## WHAT YOU SHOULD DO
Go through the entries below and print each one exactly, leaving out pictures.

## PROVIDED DATA
• • •

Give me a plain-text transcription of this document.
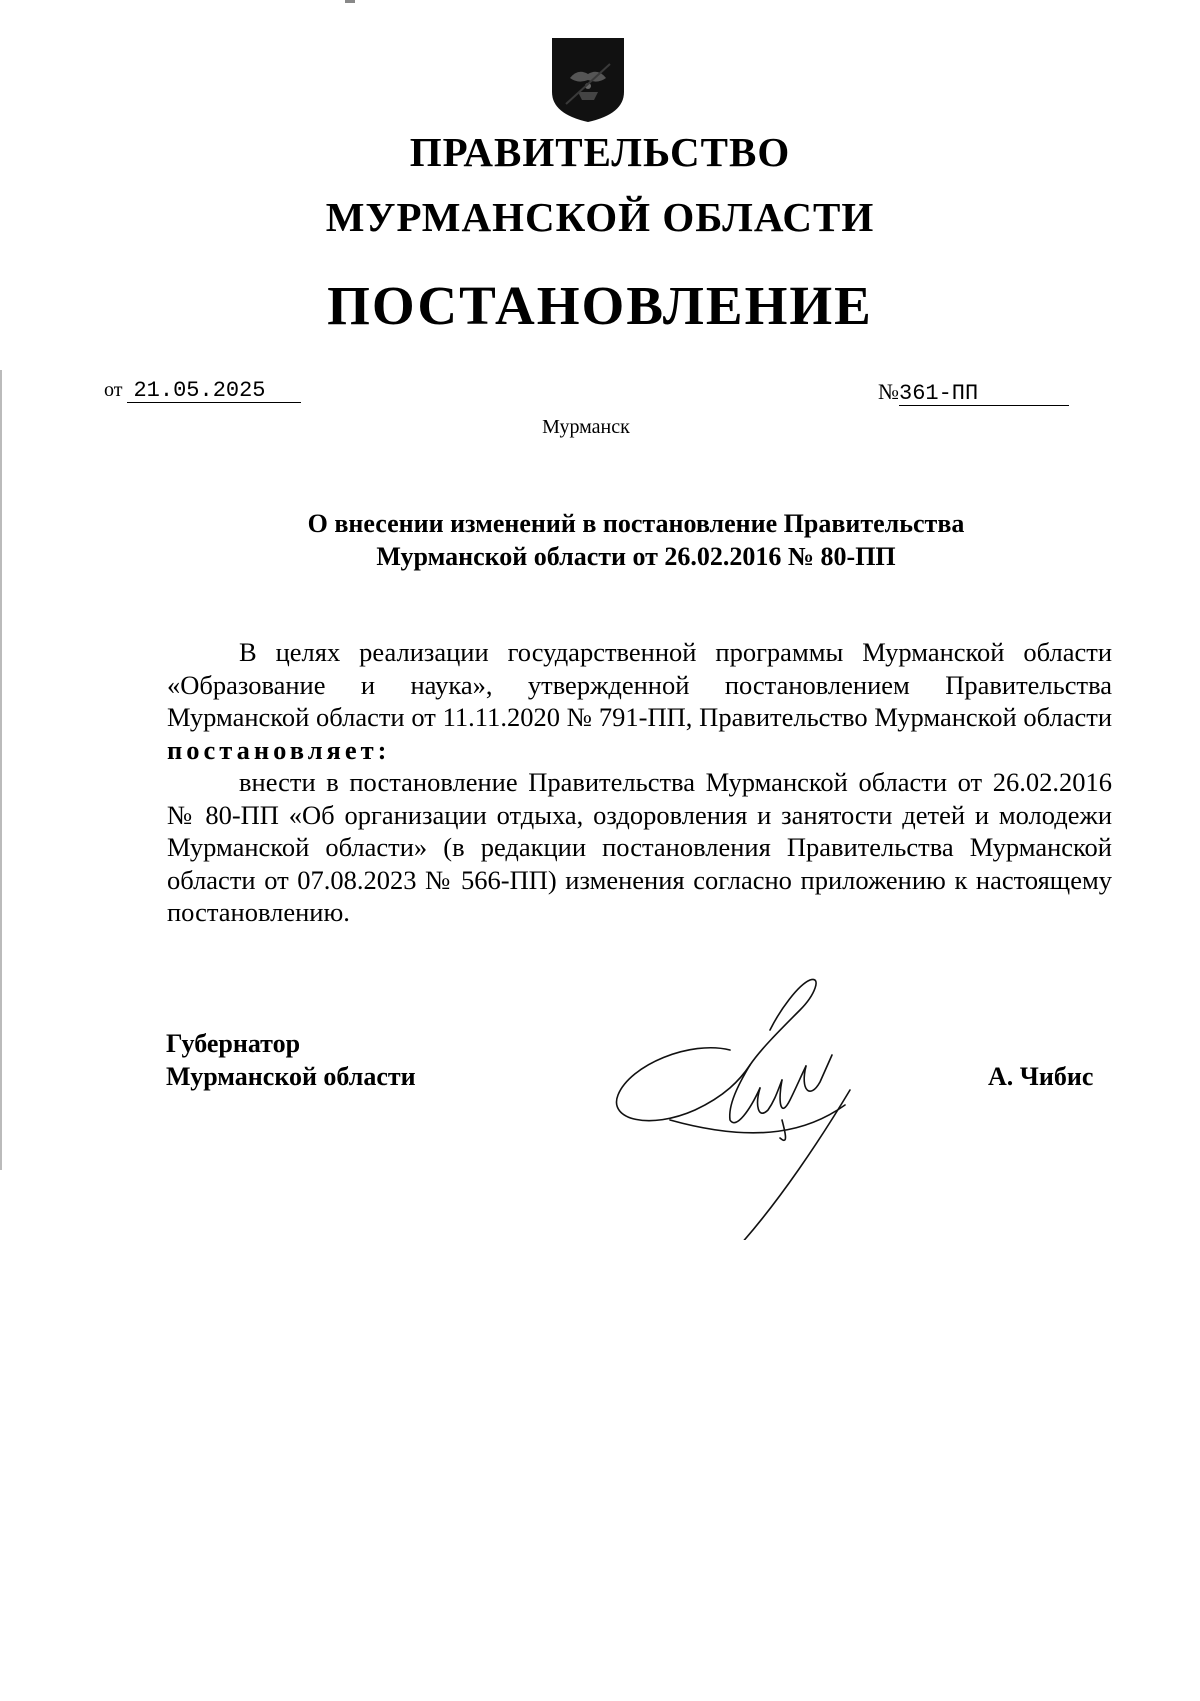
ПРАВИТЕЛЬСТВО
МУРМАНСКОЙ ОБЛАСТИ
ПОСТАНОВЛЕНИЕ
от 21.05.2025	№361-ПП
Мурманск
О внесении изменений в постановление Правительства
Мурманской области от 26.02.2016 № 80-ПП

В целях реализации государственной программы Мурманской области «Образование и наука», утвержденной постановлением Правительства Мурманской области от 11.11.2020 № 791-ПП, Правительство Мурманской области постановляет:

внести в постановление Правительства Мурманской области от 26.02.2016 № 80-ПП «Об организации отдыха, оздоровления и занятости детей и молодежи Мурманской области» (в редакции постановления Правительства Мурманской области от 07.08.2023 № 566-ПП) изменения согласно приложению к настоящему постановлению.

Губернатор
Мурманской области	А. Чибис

• • •

## SOLUTION FOR THIS TASK
Give me a plain-text transcription of this document.
ПРАВИТЕЛЬСТВО
МУРМАНСКОЙ ОБЛАСТИ
ПОСТАНОВЛЕНИЕ
от 21.05.2025	№361-ПП
Мурманск
О внесении изменений в постановление Правительства
Мурманской области от 26.02.2016 № 80-ПП

В целях реализации государственной программы Мурманской области «Образование и наука», утвержденной постановлением Правительства Мурманской области от 11.11.2020 № 791-ПП, Правительство Мурманской области постановляет:

внести в постановление Правительства Мурманской области от 26.02.2016 № 80-ПП «Об организации отдыха, оздоровления и занятости детей и молодежи Мурманской области» (в редакции постановления Правительства Мурманской области от 07.08.2023 № 566-ПП) изменения согласно приложению к настоящему постановлению.

Губернатор
Мурманской области	А. Чибис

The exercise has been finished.